SOURCE DATA:
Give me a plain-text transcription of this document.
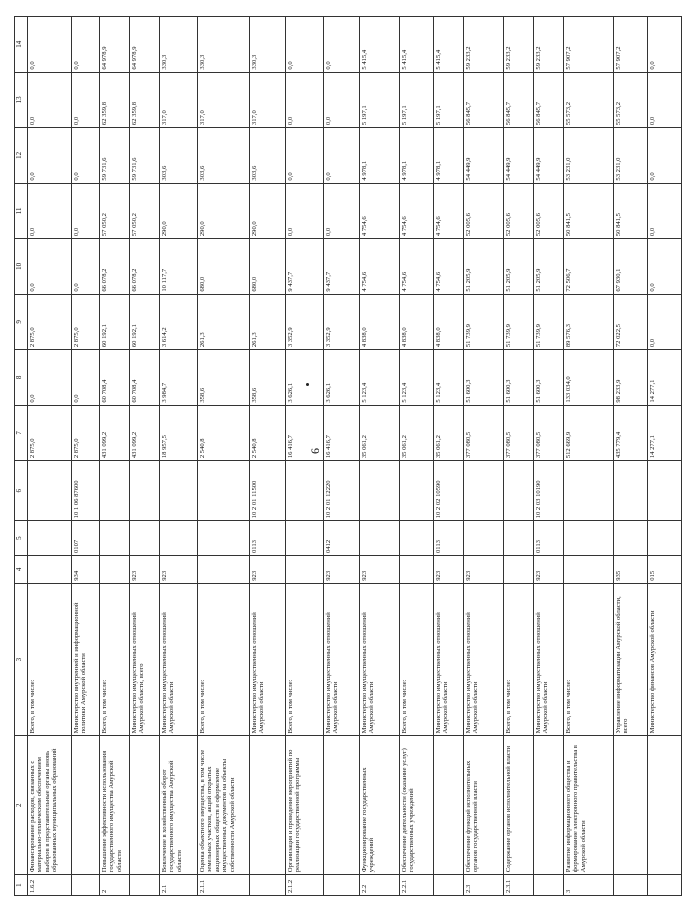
6
1	2	3	4	5	6	7	8	9	10	11	12	13	14
1.6.2	Финансирование расходов, связанных с материально-техническим обеспечением выборов в представительные органы вновь образованных муниципальных образований	Всего, в том числе:				2 875,0	0,0	2 875,0	0,0	0,0	0,0	0,0	0,0
		Министерство внутренней и информационной политики Амурской области	934	0107	10 1 06 87600	2 875,0	0,0	2 875,0	0,0	0,0	0,0	0,0	0,0
2	Повышение эффективности использования государственного имущества Амурской области	Всего, в том числе:				431 099,2	60 708,4	60 192,1	66 078,2	57 050,2	59 731,6	62 359,8	64 978,9
		Министерство имущественных отношений Амурской области, всего	923			431 099,2	60 708,4	60 192,1	66 078,2	57 050,2	59 731,6	62 359,8	64 978,9
2.1	Вовлечение в хозяйственный оборот государственного имущества Амурской области	Министерство имущественных отношений Амурской области	923			18 957,5	3 984,7	3 614,2	10 117,7	290,0	303,6	317,0	330,3
2.1.1	Оценка объектного имущества, в том числе земельных участков, акций открытых акционерных обществ и оформление имущественных документов на объекты собственности Амурской области	Всего, в том числе:				2 540,8	358,6	261,3	680,0	290,0	303,6	317,0	330,3
		Министерство имущественных отношений Амурской области	923	0113	10 2 01 11500	2 540,8	358,6	261,3	680,0	290,0	303,6	317,0	330,3
2.1.2	Организация и проведение мероприятий по реализации государственной программы	Всего, в том числе:				16 416,7	3 626,1	3 352,9	9 437,7	0,0	0,0	0,0	0,0
		Министерство имущественных отношений Амурской области	923	0412	10 2 01 12220	16 416,7	3 626,1	3 352,9	9 437,7	0,0	0,0	0,0	0,0
2.2	Функционирование государственных учреждений	Министерство имущественных отношений Амурской области	923			35 061,2	5 123,4	4 838,0	4 754,6	4 754,6	4 978,1	5 197,1	5 415,4
2.2.1	Обеспечение деятельности (оказание услуг) государственных учреждений	Всего, в том числе:				35 061,2	5 123,4	4 838,0	4 754,6	4 754,6	4 978,1	5 197,1	5 415,4
		Министерство имущественных отношений Амурской области	923	0113	10 2 02 10590	35 061,2	5 123,4	4 838,0	4 754,6	4 754,6	4 978,1	5 197,1	5 415,4
2.3	Обеспечение функций исполнительных органов государственной власти	Министерство имущественных отношений Амурской области	923			377 080,5	51 600,3	51 739,9	51 205,9	52 005,6	54 449,9	56 845,7	59 233,2
2.3.1	Содержание органов исполнительной власти	Всего, в том числе:				377 080,5	51 600,3	51 739,9	51 205,9	52 005,6	54 449,9	56 845,7	59 233,2
		Министерство имущественных отношений Амурской области	923	0113	10 2 03 10190	377 080,5	51 600,3	51 739,9	51 205,9	52 005,6	54 449,9	56 845,7	59 233,2
3	Развитие информационного общества и формирование электронного правительства в Амурской области	Всего, в том числе:				512 669,9	133 034,0	89 576,3	72 506,7	50 841,5	53 231,0	55 573,2	57 907,2
		Управление информатизации Амурской области, всего	935			435 779,4	98 233,9	72 022,5	67 930,1	50 841,5	53 231,0	55 573,2	57 907,2
		Министерство финансов Амурской области	015			14 277,1	14 277,1	0,0	0,0	0,0	0,0	0,0	0,0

WRITTEN EXERCISE:
Identify the lines in the entries above that contain "власти", then copy them out.

OUTPUT OF THE EXERCISE:
2.3	Обеспечение функций исполнительных органов государственной власти	Министерство имущественных отношений Амурской области	923			377 080,5	51 600,3	51 739,9	51 205,9	52 005,6	54 449,9	56 845,7	59 233,2
2.3.1	Содержание органов исполнительной власти	Всего, в том числе:				377 080,5	51 600,3	51 739,9	51 205,9	52 005,6	54 449,9	56 845,7	59 233,2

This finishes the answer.